● Aim of the task: Your task is to output the entries below word for word.

>> START Provided information

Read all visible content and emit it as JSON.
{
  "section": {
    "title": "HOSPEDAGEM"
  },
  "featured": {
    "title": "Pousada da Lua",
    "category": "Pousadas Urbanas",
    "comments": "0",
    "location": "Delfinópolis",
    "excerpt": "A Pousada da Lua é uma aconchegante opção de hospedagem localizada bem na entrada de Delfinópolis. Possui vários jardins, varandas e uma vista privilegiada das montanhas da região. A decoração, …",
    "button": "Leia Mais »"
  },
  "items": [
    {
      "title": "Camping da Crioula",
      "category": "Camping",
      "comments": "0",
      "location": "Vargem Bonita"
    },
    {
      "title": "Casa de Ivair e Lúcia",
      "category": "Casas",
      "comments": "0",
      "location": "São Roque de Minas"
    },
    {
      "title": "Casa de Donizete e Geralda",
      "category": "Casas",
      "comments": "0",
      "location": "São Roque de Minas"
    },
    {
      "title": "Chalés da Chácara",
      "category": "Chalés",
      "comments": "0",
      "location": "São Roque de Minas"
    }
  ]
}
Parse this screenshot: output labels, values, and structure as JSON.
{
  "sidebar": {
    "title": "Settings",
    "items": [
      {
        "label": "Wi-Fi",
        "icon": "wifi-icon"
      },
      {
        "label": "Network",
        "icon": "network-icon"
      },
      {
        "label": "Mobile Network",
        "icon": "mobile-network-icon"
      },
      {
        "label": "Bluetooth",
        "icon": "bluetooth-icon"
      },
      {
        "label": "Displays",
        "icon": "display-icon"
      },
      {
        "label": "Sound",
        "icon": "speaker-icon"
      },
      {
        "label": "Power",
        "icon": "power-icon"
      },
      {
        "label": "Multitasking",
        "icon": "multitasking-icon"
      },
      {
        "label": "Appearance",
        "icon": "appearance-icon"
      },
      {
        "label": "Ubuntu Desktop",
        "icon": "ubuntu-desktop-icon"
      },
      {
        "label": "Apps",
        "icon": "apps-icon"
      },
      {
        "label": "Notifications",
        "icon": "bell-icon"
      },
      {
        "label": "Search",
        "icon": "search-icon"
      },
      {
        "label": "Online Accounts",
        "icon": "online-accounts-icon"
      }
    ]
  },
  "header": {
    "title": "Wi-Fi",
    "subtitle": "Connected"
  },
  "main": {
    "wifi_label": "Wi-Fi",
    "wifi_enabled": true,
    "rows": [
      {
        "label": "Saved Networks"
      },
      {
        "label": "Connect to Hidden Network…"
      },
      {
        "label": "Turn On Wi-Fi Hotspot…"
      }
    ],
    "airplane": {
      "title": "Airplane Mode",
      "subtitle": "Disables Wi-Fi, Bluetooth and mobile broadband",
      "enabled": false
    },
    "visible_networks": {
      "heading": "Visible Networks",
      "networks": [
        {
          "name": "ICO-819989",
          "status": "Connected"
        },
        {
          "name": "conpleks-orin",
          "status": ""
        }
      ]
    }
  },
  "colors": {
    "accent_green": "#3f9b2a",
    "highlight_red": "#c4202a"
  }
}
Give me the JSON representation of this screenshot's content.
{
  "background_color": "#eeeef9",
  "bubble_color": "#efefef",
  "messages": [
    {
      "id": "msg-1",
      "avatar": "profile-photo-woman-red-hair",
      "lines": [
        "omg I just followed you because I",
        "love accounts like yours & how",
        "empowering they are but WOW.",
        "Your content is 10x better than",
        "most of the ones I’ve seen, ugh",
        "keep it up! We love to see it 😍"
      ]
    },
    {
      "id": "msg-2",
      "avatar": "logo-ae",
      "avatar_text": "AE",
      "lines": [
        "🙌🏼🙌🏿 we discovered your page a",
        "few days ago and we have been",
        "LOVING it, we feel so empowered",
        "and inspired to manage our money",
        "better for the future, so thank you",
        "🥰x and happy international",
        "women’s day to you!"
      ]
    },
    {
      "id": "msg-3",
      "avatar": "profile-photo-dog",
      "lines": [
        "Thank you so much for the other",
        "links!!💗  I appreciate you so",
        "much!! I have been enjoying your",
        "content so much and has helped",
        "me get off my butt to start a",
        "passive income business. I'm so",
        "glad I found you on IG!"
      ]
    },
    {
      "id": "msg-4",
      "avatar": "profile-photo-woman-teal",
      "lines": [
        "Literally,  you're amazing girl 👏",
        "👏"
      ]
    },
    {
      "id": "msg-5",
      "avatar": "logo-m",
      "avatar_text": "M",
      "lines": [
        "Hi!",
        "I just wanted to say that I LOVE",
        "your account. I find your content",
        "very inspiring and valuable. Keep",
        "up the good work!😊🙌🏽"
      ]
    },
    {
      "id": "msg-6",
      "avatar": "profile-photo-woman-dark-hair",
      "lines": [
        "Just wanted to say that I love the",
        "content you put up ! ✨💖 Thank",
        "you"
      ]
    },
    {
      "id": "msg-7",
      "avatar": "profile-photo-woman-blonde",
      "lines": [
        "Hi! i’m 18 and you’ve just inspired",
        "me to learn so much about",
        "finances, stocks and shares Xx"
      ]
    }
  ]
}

>> END Provided information

● Complete answer:
Read all visible content and emit it as JSON.
{
  "section": {
    "title": "HOSPEDAGEM"
  },
  "featured": {
    "title": "Pousada da Lua",
    "category": "Pousadas Urbanas",
    "comments": "0",
    "location": "Delfinópolis",
    "excerpt": "A Pousada da Lua é uma aconchegante opção de hospedagem localizada bem na entrada de Delfinópolis. Possui vários jardins, varandas e uma vista privilegiada das montanhas da região. A decoração, …",
    "button": "Leia Mais »"
  },
  "items": [
    {
      "title": "Camping da Crioula",
      "category": "Camping",
      "comments": "0",
      "location": "Vargem Bonita"
    },
    {
      "title": "Casa de Ivair e Lúcia",
      "category": "Casas",
      "comments": "0",
      "location": "São Roque de Minas"
    },
    {
      "title": "Casa de Donizete e Geralda",
      "category": "Casas",
      "comments": "0",
      "location": "São Roque de Minas"
    },
    {
      "title": "Chalés da Chácara",
      "category": "Chalés",
      "comments": "0",
      "location": "São Roque de Minas"
    }
  ]
}
Parse this screenshot: output labels, values, and structure as JSON.
{
  "sidebar": {
    "title": "Settings",
    "items": [
      {
        "label": "Wi-Fi",
        "icon": "wifi-icon"
      },
      {
        "label": "Network",
        "icon": "network-icon"
      },
      {
        "label": "Mobile Network",
        "icon": "mobile-network-icon"
      },
      {
        "label": "Bluetooth",
        "icon": "bluetooth-icon"
      },
      {
        "label": "Displays",
        "icon": "display-icon"
      },
      {
        "label": "Sound",
        "icon": "speaker-icon"
      },
      {
        "label": "Power",
        "icon": "power-icon"
      },
      {
        "label": "Multitasking",
        "icon": "multitasking-icon"
      },
      {
        "label": "Appearance",
        "icon": "appearance-icon"
      },
      {
        "label": "Ubuntu Desktop",
        "icon": "ubuntu-desktop-icon"
      },
      {
        "label": "Apps",
        "icon": "apps-icon"
      },
      {
        "label": "Notifications",
        "icon": "bell-icon"
      },
      {
        "label": "Search",
        "icon": "search-icon"
      },
      {
        "label": "Online Accounts",
        "icon": "online-accounts-icon"
      }
    ]
  },
  "header": {
    "title": "Wi-Fi",
    "subtitle": "Connected"
  },
  "main": {
    "wifi_label": "Wi-Fi",
    "wifi_enabled": true,
    "rows": [
      {
        "label": "Saved Networks"
      },
      {
        "label": "Connect to Hidden Network…"
      },
      {
        "label": "Turn On Wi-Fi Hotspot…"
      }
    ],
    "airplane": {
      "title": "Airplane Mode",
      "subtitle": "Disables Wi-Fi, Bluetooth and mobile broadband",
      "enabled": false
    },
    "visible_networks": {
      "heading": "Visible Networks",
      "networks": [
        {
          "name": "ICO-819989",
          "status": "Connected"
        },
        {
          "name": "conpleks-orin",
          "status": ""
        }
      ]
    }
  },
  "colors": {
    "accent_green": "#3f9b2a",
    "highlight_red": "#c4202a"
  }
}
Give me the JSON representation of this screenshot's content.
{
  "background_color": "#eeeef9",
  "bubble_color": "#efefef",
  "messages": [
    {
      "id": "msg-1",
      "avatar": "profile-photo-woman-red-hair",
      "lines": [
        "omg I just followed you because I",
        "love accounts like yours & how",
        "empowering they are but WOW.",
        "Your content is 10x better than",
        "most of the ones I’ve seen, ugh",
        "keep it up! We love to see it 😍"
      ]
    },
    {
      "id": "msg-2",
      "avatar": "logo-ae",
      "avatar_text": "AE",
      "lines": [
        "🙌🏼🙌🏿 we discovered your page a",
        "few days ago and we have been",
        "LOVING it, we feel so empowered",
        "and inspired to manage our money",
        "better for the future, so thank you",
        "🥰x and happy international",
        "women’s day to you!"
      ]
    },
    {
      "id": "msg-3",
      "avatar": "profile-photo-dog",
      "lines": [
        "Thank you so much for the other",
        "links!!💗  I appreciate you so",
        "much!! I have been enjoying your",
        "content so much and has helped",
        "me get off my butt to start a",
        "passive income business. I'm so",
        "glad I found you on IG!"
      ]
    },
    {
      "id": "msg-4",
      "avatar": "profile-photo-woman-teal",
      "lines": [
        "Literally,  you're amazing girl 👏",
        "👏"
      ]
    },
    {
      "id": "msg-5",
      "avatar": "logo-m",
      "avatar_text": "M",
      "lines": [
        "Hi!",
        "I just wanted to say that I LOVE",
        "your account. I find your content",
        "very inspiring and valuable. Keep",
        "up the good work!😊🙌🏽"
      ]
    },
    {
      "id": "msg-6",
      "avatar": "profile-photo-woman-dark-hair",
      "lines": [
        "Just wanted to say that I love the",
        "content you put up ! ✨💖 Thank",
        "you"
      ]
    },
    {
      "id": "msg-7",
      "avatar": "profile-photo-woman-blonde",
      "lines": [
        "Hi! i’m 18 and you’ve just inspired",
        "me to learn so much about",
        "finances, stocks and shares Xx"
      ]
    }
  ]
}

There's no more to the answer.